▸ **What to do**:
Search the material for the word "Remove" and copy each line that holds it.

▸ **Entries with figure data**:
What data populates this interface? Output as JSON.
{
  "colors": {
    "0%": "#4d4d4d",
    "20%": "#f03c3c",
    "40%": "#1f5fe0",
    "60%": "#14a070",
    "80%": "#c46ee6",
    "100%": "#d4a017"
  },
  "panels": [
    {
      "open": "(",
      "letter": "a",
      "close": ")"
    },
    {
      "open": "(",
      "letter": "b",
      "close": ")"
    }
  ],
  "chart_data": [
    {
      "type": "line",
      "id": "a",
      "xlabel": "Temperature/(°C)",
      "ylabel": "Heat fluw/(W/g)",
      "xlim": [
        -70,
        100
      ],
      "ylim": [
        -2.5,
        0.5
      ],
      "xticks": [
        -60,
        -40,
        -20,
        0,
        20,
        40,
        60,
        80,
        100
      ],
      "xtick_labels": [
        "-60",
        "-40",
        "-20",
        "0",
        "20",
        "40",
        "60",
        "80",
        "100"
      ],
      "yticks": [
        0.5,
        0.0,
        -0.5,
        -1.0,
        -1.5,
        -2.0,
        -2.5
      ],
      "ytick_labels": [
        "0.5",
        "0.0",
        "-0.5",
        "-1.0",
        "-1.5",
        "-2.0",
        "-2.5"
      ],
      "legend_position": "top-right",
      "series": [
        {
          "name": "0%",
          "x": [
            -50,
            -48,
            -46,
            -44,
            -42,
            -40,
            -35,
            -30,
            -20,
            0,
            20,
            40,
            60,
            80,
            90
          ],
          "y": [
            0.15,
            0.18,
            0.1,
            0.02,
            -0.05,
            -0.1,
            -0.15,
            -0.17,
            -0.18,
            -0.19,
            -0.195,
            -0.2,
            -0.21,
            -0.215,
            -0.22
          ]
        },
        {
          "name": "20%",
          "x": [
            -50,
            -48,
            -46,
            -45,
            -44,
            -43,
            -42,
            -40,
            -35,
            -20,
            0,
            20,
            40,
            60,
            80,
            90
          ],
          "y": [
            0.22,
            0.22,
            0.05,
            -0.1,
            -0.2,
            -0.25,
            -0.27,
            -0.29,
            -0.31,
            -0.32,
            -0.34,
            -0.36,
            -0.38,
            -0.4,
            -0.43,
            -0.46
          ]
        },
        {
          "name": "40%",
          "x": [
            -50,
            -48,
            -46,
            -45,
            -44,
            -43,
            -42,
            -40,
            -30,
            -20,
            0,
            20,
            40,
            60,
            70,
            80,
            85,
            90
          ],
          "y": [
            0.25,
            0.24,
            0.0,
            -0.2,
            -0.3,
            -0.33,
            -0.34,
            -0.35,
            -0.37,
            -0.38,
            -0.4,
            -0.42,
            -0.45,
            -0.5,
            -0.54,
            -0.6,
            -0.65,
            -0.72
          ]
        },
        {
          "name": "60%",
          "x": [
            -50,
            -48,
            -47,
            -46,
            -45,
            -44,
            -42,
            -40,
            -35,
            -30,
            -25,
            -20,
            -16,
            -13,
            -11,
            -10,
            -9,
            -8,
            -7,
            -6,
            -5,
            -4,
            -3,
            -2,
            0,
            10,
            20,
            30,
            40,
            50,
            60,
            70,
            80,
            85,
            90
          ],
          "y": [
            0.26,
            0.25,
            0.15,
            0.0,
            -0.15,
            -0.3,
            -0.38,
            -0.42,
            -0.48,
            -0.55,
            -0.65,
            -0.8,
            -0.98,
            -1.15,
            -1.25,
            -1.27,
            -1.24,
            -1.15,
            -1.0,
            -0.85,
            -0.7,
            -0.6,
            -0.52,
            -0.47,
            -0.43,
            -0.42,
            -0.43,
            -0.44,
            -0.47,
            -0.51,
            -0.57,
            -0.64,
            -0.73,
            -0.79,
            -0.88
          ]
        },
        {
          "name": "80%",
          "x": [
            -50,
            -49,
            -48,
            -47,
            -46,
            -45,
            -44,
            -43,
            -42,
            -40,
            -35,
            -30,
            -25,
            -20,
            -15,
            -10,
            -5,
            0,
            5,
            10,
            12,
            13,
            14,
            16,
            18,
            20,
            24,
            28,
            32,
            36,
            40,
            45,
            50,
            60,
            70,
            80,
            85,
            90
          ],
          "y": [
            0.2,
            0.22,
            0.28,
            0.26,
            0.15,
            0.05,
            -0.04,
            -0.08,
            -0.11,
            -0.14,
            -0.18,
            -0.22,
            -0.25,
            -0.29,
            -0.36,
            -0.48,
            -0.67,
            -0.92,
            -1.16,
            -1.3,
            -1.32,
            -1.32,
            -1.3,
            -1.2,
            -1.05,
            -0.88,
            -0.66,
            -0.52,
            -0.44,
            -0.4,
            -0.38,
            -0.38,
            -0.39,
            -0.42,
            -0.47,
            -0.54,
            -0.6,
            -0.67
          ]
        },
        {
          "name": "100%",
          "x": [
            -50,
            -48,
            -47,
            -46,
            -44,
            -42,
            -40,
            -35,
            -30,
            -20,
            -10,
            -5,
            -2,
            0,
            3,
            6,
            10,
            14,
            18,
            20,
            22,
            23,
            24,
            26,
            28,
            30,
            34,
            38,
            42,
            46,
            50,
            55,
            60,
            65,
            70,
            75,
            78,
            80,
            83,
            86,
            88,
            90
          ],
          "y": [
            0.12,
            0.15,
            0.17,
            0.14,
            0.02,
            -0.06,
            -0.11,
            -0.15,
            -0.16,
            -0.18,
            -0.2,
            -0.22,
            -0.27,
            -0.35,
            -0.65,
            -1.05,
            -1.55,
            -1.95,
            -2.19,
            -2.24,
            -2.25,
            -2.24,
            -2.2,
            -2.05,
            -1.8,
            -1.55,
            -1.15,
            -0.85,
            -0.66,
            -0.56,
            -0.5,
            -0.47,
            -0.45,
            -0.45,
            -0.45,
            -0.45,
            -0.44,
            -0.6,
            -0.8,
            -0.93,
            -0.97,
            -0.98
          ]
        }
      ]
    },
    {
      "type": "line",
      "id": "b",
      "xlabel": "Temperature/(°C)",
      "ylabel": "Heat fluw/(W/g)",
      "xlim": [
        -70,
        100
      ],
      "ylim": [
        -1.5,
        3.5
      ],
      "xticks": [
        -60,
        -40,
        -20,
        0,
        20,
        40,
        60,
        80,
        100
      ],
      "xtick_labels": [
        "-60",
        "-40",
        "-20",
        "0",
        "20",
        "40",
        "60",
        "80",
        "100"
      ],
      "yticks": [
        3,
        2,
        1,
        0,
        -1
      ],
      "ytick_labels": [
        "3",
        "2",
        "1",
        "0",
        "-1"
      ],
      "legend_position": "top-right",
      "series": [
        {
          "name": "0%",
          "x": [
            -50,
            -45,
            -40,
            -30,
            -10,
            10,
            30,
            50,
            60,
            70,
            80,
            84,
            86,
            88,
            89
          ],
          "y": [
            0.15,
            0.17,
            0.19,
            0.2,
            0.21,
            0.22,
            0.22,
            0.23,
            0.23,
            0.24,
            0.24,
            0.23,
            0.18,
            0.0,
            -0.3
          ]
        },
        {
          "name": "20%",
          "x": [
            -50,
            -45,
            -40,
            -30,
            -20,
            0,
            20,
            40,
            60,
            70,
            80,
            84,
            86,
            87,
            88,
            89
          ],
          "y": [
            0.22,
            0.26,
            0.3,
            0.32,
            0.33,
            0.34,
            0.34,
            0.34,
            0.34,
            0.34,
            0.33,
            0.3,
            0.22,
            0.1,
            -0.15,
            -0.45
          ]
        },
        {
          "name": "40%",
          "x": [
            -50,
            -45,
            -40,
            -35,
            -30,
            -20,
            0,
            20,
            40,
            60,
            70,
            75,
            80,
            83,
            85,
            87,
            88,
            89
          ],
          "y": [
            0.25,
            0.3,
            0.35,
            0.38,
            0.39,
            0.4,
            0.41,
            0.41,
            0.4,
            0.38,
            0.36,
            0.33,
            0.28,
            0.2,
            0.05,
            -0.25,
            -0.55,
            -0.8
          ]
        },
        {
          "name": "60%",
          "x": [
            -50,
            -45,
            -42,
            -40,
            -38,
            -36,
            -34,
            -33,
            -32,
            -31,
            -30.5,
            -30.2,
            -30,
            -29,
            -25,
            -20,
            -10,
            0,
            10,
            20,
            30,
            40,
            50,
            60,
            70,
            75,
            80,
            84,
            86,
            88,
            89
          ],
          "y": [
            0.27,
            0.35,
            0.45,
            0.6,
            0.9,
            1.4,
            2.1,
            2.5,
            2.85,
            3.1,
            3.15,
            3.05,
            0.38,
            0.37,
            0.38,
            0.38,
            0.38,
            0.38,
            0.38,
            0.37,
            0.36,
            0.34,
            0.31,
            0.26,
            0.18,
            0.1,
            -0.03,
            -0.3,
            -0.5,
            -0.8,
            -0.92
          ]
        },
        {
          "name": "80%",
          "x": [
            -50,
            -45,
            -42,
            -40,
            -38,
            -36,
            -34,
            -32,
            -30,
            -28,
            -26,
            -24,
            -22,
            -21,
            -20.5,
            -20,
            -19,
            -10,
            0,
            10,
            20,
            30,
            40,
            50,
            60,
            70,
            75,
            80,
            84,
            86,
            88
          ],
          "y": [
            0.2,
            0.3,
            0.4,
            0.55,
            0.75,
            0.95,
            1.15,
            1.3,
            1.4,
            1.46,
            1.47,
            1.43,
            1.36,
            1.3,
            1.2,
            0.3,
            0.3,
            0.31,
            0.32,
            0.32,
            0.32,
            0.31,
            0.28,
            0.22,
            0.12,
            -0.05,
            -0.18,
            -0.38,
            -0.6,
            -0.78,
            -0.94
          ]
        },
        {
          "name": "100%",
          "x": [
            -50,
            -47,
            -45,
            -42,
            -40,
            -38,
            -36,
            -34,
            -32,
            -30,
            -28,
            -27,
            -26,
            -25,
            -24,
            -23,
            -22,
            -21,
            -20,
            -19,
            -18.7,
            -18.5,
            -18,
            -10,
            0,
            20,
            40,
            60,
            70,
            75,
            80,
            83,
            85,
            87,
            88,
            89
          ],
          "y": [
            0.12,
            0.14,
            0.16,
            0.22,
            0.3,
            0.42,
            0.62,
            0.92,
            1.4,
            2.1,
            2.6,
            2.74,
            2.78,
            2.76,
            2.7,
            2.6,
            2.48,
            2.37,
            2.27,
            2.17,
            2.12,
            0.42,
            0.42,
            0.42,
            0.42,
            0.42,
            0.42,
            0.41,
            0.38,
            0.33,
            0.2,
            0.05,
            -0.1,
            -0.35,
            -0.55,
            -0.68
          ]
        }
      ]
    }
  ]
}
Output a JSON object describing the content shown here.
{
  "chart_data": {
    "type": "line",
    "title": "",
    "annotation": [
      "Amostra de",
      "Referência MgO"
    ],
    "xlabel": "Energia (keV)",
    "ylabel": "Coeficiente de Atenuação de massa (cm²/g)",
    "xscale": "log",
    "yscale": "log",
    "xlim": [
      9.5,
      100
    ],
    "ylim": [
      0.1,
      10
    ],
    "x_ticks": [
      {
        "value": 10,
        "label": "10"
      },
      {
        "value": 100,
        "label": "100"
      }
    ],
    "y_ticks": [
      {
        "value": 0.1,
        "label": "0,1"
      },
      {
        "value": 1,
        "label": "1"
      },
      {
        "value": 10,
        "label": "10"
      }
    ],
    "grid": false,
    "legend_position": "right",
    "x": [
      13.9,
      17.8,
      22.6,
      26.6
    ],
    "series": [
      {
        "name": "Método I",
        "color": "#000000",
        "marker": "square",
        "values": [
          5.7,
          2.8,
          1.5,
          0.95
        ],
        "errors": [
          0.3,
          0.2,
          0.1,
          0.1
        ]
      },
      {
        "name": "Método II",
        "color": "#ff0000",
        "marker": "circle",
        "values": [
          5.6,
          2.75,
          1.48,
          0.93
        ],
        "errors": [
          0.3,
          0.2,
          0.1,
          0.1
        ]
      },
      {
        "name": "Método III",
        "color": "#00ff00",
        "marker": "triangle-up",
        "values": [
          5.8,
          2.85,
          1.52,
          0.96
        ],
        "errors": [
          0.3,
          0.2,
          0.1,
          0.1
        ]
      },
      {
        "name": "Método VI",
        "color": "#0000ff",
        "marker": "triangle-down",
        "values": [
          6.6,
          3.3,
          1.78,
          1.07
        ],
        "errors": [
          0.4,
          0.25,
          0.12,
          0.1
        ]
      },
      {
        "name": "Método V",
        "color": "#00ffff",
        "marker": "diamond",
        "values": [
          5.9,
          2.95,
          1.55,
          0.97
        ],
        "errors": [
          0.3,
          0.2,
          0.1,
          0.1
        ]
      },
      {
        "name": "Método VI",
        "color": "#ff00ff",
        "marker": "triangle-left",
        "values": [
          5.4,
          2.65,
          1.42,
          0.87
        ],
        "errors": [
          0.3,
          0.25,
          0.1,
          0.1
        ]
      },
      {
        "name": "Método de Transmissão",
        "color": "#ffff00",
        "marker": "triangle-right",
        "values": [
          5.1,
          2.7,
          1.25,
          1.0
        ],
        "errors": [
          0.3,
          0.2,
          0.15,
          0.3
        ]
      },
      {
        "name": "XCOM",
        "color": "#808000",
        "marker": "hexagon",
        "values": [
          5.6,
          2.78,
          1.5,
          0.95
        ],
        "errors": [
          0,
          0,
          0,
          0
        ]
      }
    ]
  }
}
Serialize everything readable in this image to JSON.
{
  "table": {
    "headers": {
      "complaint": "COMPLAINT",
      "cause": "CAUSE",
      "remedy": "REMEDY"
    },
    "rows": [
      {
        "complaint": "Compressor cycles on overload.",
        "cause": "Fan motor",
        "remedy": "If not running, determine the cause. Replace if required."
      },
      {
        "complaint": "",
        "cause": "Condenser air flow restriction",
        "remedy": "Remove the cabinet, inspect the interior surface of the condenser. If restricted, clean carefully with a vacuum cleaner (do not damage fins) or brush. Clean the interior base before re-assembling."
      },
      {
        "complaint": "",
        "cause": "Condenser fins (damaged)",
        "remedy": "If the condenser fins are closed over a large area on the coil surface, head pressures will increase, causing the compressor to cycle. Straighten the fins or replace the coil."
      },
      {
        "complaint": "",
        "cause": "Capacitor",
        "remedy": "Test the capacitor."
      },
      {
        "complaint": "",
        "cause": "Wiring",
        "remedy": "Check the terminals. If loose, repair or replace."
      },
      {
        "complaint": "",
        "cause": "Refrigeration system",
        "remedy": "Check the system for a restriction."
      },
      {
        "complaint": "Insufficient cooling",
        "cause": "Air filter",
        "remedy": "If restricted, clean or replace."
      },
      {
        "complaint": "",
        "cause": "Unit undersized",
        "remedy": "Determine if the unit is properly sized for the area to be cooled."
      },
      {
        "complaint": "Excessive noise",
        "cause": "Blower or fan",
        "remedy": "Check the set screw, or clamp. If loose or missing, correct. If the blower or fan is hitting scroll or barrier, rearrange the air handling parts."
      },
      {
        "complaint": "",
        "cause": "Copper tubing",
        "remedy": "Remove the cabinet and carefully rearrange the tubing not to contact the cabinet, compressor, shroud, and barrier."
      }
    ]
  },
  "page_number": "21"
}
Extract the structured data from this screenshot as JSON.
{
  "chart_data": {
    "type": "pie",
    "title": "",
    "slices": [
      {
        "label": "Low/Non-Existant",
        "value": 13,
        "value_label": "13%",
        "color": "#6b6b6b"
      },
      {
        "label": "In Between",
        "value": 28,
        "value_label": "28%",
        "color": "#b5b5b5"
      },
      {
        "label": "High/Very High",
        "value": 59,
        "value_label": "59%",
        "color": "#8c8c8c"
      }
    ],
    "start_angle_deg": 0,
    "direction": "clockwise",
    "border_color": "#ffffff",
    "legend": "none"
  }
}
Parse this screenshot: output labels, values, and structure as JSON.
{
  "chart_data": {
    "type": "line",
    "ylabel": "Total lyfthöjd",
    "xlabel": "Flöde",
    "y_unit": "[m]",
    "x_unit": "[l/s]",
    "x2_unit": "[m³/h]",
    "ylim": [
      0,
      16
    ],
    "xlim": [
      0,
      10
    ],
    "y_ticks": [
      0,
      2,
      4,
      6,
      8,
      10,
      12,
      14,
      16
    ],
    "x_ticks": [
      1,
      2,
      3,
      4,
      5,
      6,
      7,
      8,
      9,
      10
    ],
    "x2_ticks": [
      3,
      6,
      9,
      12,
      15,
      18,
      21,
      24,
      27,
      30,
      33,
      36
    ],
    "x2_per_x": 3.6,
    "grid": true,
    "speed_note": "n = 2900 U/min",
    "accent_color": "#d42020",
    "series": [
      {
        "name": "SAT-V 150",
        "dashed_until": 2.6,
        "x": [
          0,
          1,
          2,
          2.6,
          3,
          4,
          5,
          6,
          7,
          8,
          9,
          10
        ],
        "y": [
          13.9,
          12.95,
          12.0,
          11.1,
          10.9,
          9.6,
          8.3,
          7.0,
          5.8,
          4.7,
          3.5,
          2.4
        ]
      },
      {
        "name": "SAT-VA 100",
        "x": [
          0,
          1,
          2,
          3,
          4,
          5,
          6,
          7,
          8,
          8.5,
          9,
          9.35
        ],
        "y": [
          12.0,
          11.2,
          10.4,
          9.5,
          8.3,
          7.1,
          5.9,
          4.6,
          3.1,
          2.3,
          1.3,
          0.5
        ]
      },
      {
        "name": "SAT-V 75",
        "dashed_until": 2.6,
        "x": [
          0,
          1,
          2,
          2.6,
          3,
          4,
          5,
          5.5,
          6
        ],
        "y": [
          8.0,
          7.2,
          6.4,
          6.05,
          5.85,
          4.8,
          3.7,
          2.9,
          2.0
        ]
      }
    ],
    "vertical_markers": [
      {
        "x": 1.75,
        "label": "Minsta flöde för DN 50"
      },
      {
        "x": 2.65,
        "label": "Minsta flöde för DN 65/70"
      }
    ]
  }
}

▸ **Exercise result**:
        "remedy": "Remove the cabinet, inspect the interior surface of the condenser. If restricted, clean carefully with a vacuum cleaner (do not damage fins) or brush. Clean the interior base before re-assembling."
        "remedy": "Remove the cabinet and carefully rearrange the tubing not to contact the cabinet, compressor, shroud, and barrier."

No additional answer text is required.